[SOURCE MATERIAL]
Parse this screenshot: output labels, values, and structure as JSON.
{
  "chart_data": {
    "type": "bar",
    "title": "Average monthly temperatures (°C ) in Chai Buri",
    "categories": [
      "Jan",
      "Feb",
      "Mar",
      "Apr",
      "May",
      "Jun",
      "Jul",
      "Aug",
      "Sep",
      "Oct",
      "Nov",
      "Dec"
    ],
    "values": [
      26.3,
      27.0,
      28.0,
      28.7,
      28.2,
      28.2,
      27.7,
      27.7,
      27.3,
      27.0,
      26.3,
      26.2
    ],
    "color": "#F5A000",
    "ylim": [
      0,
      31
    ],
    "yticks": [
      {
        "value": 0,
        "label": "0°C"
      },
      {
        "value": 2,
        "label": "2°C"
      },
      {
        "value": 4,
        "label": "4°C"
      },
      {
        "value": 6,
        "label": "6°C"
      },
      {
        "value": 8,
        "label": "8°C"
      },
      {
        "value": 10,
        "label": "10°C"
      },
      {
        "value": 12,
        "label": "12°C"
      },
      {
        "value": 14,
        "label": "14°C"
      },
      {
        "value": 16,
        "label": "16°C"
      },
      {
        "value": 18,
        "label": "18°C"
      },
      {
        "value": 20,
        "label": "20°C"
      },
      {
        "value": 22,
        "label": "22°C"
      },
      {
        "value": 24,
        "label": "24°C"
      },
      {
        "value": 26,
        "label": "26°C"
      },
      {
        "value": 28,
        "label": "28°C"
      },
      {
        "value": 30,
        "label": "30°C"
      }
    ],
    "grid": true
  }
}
==
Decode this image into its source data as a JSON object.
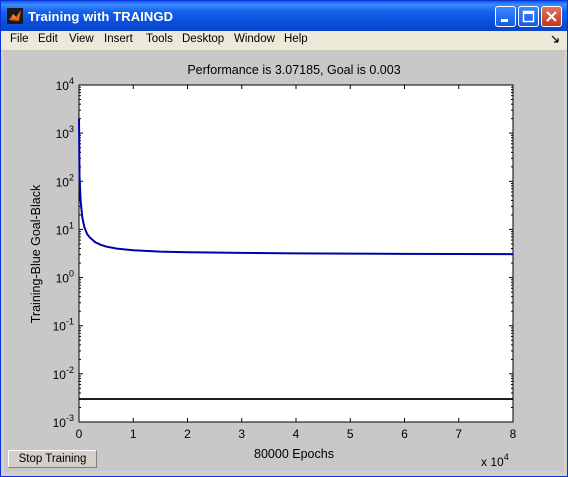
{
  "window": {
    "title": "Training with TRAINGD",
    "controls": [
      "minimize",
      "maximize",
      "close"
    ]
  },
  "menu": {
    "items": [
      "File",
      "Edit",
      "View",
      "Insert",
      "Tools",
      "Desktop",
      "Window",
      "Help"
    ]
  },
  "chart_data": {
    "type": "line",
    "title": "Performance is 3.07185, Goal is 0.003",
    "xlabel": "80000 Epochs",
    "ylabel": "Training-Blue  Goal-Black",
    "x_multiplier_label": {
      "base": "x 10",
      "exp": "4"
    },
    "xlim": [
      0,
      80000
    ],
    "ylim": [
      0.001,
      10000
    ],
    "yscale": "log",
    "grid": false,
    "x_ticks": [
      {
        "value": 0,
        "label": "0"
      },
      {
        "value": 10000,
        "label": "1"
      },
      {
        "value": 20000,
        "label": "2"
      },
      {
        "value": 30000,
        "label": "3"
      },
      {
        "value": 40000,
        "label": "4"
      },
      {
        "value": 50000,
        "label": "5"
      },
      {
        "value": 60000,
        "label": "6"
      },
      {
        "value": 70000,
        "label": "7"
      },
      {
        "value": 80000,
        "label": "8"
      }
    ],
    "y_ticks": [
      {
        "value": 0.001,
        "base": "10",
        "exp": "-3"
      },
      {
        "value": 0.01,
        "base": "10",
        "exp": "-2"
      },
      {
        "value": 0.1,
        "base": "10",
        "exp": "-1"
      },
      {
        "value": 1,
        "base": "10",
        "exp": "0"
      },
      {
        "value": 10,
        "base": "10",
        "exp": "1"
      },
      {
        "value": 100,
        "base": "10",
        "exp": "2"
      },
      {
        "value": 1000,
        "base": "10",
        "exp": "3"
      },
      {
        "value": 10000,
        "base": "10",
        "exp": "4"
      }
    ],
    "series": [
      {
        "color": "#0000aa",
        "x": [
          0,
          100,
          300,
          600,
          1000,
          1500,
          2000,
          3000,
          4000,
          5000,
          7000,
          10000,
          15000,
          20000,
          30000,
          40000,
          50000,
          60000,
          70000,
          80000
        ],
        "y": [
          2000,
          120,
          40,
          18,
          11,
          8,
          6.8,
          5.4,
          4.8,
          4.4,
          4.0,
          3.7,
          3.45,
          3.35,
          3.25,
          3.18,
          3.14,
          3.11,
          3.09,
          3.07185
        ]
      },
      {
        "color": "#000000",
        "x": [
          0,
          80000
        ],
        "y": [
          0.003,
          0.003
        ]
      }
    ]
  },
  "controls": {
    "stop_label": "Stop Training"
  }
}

[PROBLEM DESCRIPTION]
Among the entries above, how many lines include the word "JSON"? Reply with the number only.

[REPLY]
2